**WRITTEN INSTRUCTION:** Extract every line below that contains the word "game".

>> Start DATA LISTING

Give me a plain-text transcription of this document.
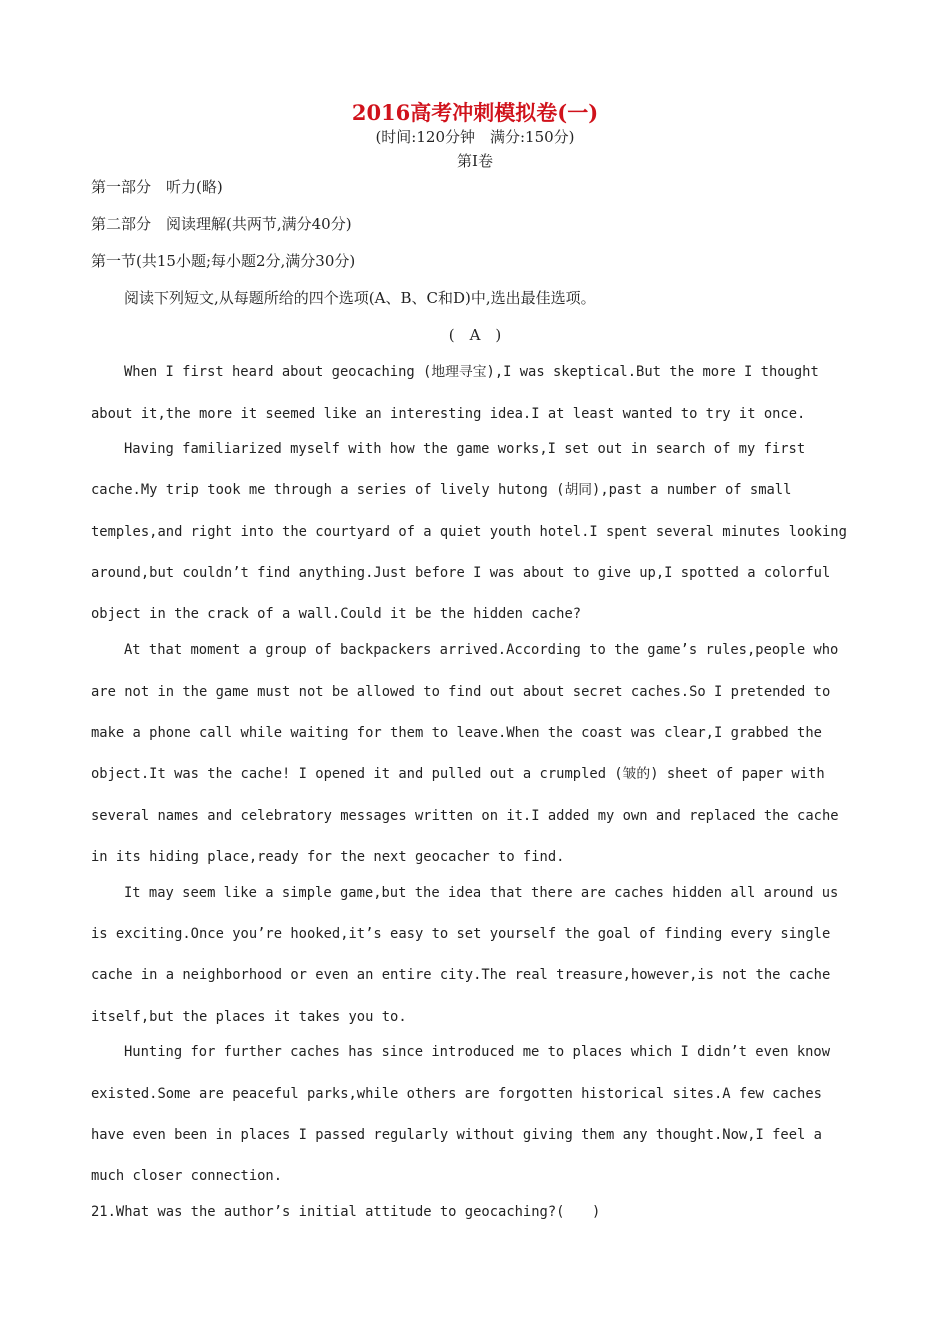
2016高考冲刺模拟卷(一)
(时间:120分钟　满分:150分)
第Ⅰ卷
第一部分　听力(略)
第二部分　阅读理解(共两节,满分40分)
第一节(共15小题;每小题2分,满分30分)
阅读下列短文,从每题所给的四个选项(A、B、C和D)中,选出最佳选项。
(　A　)
When I first heard about geocaching (地理寻宝),I was skeptical.But the more I thought
about it,the more it seemed like an interesting idea.I at least wanted to try it once.
Having familiarized myself with how the game works,I set out in search of my first
cache.My trip took me through a series of lively hutong (胡同),past a number of small
temples,and right into the courtyard of a quiet youth hotel.I spent several minutes looking
around,but couldn’t find anything.Just before I was about to give up,I spotted a colorful
object in the crack of a wall.Could it be the hidden cache?
At that moment a group of backpackers arrived.According to the game’s rules,people who
are not in the game must not be allowed to find out about secret caches.So I pretended to
make a phone call while waiting for them to leave.When the coast was clear,I grabbed the
object.It was the cache! I opened it and pulled out a crumpled (皱的) sheet of paper with
several names and celebratory messages written on it.I added my own and replaced the cache
in its hiding place,ready for the next geocacher to find.
It may seem like a simple game,but the idea that there are caches hidden all around us
is exciting.Once you’re hooked,it’s easy to set yourself the goal of finding every single
cache in a neighborhood or even an entire city.The real treasure,however,is not the cache
itself,but the places it takes you to.
Hunting for further caches has since introduced me to places which I didn’t even know
existed.Some are peaceful parks,while others are forgotten historical sites.A few caches
have even been in places I passed regularly without giving them any thought.Now,I feel a
much closer connection.
21.What was the author’s initial attitude to geocaching?(　　)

>> End DATA LISTING

**REPLY:**
Having familiarized myself with how the game works,I set out in search of my first
At that moment a group of backpackers arrived.According to the game’s rules,people who
are not in the game must not be allowed to find out about secret caches.So I pretended to
It may seem like a simple game,but the idea that there are caches hidden all around us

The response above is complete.